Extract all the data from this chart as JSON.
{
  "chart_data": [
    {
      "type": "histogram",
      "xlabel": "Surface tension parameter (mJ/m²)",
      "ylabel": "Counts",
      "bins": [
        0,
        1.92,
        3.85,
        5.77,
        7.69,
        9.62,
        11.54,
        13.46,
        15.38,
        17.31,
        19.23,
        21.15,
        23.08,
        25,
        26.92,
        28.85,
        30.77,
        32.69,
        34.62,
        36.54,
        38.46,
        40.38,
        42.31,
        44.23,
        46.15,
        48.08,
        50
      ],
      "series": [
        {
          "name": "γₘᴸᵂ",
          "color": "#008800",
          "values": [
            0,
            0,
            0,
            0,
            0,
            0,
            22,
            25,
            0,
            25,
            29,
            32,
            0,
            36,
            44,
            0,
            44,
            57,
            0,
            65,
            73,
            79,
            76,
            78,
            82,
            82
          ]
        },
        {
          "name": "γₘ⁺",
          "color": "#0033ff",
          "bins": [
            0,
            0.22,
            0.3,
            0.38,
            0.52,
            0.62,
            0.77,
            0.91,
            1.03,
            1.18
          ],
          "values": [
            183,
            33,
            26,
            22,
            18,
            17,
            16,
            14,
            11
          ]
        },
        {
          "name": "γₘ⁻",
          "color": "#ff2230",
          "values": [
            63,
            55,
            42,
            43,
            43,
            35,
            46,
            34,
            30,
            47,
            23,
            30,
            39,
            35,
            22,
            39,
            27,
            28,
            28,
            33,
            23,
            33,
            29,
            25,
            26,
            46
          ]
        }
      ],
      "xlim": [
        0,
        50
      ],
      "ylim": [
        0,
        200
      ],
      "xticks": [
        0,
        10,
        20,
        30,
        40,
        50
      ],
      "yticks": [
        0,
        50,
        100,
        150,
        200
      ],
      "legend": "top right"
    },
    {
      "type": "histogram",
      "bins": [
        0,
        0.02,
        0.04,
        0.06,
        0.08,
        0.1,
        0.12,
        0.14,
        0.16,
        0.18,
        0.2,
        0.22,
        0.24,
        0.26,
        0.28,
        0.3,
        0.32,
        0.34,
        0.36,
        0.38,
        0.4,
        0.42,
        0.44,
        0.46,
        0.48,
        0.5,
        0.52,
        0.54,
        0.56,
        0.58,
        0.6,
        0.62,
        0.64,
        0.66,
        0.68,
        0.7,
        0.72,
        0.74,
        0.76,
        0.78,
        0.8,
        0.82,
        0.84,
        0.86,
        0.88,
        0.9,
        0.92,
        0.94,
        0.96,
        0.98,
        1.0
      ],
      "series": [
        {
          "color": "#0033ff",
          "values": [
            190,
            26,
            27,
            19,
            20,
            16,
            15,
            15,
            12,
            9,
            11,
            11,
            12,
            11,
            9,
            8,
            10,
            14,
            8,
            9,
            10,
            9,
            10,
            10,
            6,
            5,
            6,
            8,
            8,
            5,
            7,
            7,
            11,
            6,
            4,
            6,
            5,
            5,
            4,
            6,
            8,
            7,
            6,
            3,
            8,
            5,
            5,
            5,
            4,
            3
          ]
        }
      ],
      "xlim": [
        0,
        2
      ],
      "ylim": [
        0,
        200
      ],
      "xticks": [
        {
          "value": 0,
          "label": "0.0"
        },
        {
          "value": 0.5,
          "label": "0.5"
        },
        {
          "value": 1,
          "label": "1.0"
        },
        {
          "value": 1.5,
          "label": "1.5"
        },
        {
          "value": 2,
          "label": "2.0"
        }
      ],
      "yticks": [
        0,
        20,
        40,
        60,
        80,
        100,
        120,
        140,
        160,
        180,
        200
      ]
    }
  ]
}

==

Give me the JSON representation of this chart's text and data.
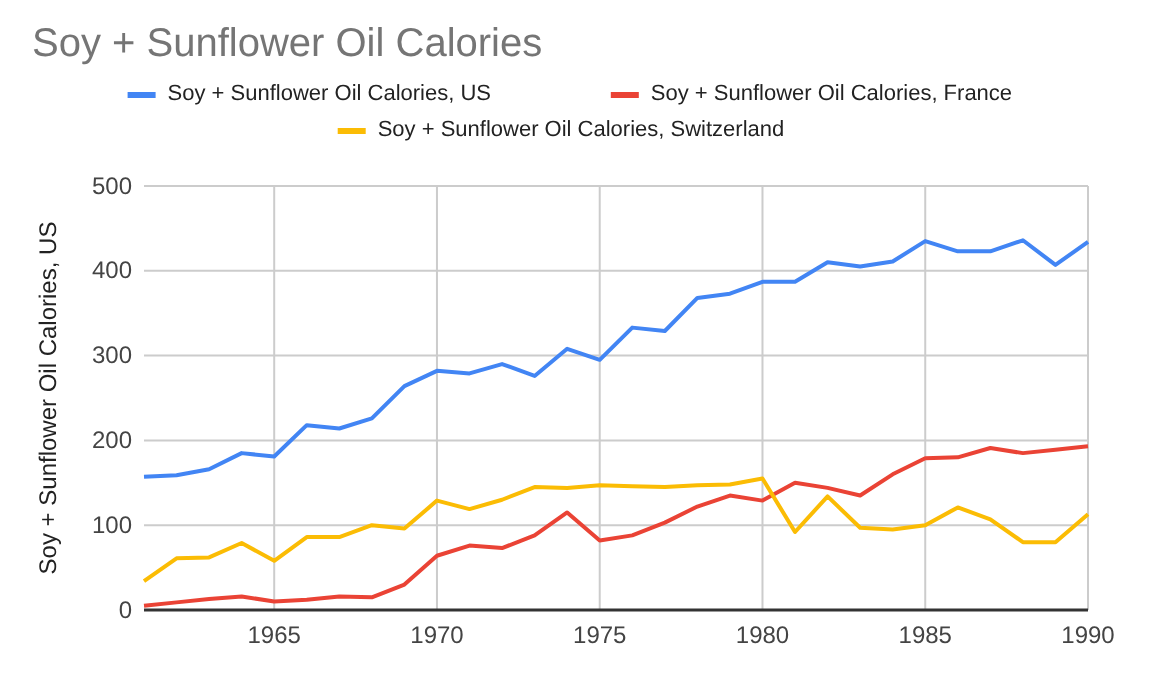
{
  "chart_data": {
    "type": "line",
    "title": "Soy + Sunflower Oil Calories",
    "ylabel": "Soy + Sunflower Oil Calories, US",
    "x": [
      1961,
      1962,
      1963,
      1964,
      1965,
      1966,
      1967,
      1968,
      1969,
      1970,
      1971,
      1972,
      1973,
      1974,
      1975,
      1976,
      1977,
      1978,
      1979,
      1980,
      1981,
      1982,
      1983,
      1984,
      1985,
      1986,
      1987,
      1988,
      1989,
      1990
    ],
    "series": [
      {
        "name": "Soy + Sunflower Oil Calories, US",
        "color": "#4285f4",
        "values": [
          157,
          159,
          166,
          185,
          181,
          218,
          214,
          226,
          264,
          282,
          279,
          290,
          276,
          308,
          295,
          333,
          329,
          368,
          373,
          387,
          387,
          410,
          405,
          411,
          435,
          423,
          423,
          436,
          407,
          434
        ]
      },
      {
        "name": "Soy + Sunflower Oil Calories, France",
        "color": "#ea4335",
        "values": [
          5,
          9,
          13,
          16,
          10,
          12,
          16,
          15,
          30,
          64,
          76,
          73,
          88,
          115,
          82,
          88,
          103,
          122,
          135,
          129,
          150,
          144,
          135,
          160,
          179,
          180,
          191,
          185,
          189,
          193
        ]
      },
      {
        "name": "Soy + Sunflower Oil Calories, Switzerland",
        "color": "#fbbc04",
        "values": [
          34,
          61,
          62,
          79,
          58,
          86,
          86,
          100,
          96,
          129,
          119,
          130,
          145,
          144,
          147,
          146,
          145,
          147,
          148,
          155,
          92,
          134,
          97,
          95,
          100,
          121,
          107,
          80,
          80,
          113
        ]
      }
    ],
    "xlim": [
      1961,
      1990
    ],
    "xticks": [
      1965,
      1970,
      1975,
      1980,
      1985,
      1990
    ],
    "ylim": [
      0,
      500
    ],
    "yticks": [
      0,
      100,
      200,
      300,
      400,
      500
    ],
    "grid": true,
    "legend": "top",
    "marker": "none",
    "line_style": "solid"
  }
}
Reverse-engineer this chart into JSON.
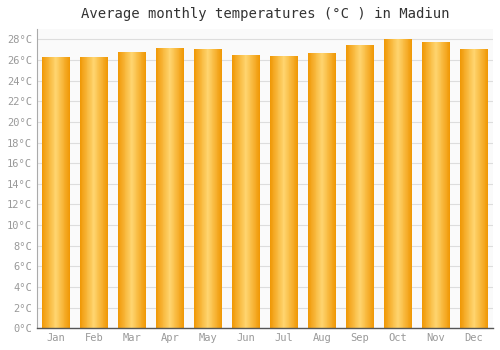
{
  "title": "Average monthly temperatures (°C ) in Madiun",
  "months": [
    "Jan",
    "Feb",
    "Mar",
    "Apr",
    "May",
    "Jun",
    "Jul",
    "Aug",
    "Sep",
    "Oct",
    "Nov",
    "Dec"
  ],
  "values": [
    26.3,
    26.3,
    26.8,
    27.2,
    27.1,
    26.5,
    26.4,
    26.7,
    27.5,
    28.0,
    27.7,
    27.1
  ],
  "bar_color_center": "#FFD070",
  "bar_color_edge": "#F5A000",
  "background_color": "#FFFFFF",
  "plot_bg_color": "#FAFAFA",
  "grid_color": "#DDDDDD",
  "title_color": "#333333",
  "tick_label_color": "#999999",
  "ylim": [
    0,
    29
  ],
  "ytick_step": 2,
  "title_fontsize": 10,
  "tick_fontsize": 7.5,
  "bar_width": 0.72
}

### Goal of the exercise
Show all lines above holding "JSON".

### Exercise result
Extract all the data from this chart as JSON.
Give me the JSON representation of this chart's text and data.
Reverse-engineer this chart into JSON.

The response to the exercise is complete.